### DATASET CONTENT

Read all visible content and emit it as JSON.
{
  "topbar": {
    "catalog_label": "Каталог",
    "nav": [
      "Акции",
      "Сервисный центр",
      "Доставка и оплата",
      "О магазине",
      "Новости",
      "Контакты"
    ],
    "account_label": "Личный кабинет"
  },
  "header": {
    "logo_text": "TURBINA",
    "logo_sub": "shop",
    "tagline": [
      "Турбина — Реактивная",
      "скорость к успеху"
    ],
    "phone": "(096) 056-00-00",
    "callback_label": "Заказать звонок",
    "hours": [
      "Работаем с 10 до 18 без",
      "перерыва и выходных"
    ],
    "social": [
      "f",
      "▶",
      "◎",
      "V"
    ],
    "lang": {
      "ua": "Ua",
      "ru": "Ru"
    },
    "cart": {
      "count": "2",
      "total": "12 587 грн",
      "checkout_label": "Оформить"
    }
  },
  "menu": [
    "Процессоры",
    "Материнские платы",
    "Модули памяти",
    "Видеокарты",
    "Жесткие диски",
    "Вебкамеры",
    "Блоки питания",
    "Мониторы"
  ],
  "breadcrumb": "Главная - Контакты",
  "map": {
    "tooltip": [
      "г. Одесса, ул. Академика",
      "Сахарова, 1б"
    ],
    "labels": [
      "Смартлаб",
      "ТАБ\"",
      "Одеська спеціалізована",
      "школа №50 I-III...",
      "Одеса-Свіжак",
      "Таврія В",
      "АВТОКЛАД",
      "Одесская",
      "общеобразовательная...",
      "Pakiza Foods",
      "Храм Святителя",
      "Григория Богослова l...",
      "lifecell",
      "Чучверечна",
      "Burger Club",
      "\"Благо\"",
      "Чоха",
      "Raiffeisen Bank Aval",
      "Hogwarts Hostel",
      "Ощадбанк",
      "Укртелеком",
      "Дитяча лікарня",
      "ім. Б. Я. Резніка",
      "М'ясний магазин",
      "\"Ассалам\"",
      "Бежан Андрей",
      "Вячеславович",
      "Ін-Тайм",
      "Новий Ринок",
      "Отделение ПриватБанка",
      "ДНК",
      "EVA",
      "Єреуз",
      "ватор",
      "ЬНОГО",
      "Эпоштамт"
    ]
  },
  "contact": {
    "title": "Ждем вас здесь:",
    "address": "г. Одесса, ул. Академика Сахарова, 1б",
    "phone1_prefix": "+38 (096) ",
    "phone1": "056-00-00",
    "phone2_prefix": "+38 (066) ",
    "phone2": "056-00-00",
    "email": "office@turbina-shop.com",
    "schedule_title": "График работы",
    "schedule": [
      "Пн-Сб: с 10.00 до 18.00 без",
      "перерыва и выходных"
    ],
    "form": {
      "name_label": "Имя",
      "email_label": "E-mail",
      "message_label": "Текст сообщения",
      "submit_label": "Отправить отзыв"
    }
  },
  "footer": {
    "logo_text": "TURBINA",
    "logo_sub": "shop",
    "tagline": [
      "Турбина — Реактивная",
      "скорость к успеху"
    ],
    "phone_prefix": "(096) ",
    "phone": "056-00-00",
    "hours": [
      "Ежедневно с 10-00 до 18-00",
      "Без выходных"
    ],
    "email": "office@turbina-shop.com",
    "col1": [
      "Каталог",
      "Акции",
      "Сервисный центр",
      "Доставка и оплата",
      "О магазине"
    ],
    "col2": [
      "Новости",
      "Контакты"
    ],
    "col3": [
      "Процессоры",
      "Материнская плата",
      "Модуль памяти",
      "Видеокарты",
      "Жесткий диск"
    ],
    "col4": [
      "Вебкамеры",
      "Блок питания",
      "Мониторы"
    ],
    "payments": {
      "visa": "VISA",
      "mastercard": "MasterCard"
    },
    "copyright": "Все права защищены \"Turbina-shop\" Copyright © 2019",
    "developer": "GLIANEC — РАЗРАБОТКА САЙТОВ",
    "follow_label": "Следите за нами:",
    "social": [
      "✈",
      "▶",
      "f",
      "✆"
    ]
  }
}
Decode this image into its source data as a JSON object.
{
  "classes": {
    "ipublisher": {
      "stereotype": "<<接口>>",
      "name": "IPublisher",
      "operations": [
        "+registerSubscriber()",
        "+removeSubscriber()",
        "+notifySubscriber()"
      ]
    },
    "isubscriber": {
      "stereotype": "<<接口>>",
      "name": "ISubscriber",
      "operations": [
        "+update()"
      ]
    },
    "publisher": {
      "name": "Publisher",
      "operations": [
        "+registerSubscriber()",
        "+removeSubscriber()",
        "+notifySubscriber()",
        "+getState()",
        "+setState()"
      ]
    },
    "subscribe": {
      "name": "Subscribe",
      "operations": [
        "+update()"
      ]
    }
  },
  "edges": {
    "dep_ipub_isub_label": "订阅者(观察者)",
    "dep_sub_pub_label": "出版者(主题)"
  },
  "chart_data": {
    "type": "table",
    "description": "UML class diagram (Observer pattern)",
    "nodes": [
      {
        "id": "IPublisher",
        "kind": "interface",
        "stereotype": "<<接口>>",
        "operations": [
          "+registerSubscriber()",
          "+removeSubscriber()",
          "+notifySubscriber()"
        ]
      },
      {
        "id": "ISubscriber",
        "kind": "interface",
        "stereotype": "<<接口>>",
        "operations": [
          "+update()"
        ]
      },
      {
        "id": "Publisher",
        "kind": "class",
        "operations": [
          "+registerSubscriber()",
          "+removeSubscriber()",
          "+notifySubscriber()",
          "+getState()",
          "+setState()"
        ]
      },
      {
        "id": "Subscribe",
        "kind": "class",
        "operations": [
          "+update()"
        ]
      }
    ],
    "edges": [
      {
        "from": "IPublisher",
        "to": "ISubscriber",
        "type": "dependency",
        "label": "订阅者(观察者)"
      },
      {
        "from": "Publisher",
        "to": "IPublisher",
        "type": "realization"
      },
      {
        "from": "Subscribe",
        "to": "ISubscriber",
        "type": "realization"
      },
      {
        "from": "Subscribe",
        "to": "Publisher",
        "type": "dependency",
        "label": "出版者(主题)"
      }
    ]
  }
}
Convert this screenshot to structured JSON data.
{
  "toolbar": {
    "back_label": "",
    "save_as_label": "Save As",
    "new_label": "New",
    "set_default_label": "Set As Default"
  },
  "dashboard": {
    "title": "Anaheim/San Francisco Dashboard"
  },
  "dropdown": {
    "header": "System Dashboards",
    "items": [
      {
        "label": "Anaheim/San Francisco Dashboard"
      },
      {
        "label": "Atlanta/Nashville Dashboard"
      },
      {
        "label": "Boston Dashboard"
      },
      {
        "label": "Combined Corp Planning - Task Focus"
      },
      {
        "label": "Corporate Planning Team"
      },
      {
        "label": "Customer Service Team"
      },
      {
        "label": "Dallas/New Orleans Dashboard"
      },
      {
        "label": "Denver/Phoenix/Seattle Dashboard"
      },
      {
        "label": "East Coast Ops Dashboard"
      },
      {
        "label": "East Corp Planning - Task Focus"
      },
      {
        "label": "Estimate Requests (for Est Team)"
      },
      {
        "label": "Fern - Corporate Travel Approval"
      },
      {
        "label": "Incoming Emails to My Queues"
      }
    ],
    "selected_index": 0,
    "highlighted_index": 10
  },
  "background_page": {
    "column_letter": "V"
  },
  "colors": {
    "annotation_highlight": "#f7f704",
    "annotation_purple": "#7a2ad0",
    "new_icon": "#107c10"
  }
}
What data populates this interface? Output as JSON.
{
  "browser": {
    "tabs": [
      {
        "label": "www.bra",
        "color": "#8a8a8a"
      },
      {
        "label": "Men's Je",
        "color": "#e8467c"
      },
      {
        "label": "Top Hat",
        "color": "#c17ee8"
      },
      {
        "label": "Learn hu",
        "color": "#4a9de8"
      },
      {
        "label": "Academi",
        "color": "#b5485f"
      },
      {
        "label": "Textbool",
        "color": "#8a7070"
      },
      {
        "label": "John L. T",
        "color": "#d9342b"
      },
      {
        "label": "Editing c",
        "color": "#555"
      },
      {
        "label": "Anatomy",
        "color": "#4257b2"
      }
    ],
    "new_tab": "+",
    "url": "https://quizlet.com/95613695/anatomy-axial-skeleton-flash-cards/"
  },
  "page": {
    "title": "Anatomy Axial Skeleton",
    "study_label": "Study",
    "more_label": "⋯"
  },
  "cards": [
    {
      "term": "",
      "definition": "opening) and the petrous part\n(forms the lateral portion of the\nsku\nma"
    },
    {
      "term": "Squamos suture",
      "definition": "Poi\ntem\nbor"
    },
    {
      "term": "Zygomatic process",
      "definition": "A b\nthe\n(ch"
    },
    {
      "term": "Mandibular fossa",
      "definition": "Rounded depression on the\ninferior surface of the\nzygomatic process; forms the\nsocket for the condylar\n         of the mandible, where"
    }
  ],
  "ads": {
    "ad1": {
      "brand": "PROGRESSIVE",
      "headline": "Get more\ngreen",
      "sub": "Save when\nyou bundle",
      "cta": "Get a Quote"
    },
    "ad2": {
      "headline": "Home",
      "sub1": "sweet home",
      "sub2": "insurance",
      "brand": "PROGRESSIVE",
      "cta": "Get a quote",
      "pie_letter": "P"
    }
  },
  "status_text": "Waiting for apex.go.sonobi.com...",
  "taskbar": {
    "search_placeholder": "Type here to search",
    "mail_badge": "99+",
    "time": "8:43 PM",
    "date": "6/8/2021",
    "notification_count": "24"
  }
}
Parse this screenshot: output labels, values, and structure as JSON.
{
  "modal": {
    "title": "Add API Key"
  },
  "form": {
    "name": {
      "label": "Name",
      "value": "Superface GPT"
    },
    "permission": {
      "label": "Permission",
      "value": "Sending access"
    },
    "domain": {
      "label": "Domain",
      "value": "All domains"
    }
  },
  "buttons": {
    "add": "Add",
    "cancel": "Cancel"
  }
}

######

[SHORT TASK]: Give again only the lines of the material above that run from the one with "Parse this screenshot: output" through the end, both included, exactly as they appear.

[FINISHED ANSWER]:
Parse this screenshot: output labels, values, and structure as JSON.
{
  "modal": {
    "title": "Add API Key"
  },
  "form": {
    "name": {
      "label": "Name",
      "value": "Superface GPT"
    },
    "permission": {
      "label": "Permission",
      "value": "Sending access"
    },
    "domain": {
      "label": "Domain",
      "value": "All domains"
    }
  },
  "buttons": {
    "add": "Add",
    "cancel": "Cancel"
  }
}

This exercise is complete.